__Written instruction__:
Copy out each line in the material below that has the word "Francia".

__Listing__:
* begin *

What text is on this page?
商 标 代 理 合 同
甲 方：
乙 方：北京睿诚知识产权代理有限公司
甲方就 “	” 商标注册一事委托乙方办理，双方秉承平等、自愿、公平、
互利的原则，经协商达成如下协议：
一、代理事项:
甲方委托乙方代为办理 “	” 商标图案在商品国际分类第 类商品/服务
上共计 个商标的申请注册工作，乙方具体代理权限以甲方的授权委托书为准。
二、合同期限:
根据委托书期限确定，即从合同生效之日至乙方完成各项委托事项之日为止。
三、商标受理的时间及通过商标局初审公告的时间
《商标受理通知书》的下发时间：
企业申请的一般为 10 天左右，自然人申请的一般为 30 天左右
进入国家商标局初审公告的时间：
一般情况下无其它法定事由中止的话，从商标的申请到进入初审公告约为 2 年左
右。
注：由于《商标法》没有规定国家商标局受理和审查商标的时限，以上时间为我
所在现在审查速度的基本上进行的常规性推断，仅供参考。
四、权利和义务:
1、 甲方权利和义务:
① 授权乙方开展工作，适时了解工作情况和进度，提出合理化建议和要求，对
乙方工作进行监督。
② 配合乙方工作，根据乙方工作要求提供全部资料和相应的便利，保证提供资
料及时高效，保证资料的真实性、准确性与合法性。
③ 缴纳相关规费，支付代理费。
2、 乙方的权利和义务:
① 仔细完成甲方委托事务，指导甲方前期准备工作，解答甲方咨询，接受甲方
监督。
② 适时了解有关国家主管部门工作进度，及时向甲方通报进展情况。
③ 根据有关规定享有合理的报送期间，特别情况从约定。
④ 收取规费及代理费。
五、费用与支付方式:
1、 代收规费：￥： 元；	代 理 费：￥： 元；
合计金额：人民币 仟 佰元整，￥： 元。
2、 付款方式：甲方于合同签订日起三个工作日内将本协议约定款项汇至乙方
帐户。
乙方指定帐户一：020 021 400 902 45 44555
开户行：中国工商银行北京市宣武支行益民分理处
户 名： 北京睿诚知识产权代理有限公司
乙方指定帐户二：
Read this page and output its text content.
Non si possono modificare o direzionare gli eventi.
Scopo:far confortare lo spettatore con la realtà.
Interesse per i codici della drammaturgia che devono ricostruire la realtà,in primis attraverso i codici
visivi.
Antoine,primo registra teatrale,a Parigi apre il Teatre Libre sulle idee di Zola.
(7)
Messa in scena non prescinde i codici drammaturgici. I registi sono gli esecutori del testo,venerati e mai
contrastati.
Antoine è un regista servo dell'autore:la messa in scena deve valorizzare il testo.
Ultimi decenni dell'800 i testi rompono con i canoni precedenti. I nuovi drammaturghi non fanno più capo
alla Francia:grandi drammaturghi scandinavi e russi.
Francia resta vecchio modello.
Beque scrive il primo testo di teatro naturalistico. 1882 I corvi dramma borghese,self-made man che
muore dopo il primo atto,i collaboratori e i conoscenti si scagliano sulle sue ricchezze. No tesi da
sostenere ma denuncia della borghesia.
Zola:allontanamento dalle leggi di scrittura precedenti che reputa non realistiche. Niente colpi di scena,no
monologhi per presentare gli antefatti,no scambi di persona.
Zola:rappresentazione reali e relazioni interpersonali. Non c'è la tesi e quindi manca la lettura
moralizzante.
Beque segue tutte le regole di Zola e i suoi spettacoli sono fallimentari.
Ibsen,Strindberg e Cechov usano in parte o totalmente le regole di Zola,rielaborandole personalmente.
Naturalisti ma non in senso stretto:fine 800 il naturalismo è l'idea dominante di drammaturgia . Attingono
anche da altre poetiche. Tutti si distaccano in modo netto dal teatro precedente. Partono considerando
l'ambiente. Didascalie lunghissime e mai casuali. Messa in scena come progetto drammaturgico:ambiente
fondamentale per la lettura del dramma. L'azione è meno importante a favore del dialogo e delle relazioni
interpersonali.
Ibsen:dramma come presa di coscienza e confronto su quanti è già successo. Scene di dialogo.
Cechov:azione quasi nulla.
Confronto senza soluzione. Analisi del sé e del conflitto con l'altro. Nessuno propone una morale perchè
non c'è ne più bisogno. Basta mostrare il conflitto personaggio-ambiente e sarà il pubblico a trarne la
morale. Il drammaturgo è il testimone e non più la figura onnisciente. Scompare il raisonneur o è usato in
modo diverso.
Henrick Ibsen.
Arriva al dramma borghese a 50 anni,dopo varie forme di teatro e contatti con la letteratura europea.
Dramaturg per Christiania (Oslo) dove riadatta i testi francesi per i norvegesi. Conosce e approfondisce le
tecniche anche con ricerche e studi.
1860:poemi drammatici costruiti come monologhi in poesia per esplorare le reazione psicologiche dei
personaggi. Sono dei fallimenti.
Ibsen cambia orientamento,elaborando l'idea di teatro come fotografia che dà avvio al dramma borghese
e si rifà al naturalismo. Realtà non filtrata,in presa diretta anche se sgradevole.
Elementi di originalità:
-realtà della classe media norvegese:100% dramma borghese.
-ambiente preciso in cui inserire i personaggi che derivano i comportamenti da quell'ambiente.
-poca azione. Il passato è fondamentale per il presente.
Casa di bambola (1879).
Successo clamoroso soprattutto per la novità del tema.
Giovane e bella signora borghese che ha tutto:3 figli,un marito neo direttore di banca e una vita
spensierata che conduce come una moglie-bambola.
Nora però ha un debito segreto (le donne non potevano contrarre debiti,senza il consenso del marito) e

* end *

__Full response__:
alla Francia:grandi drammaturghi scandinavi e russi.
Francia resta vecchio modello.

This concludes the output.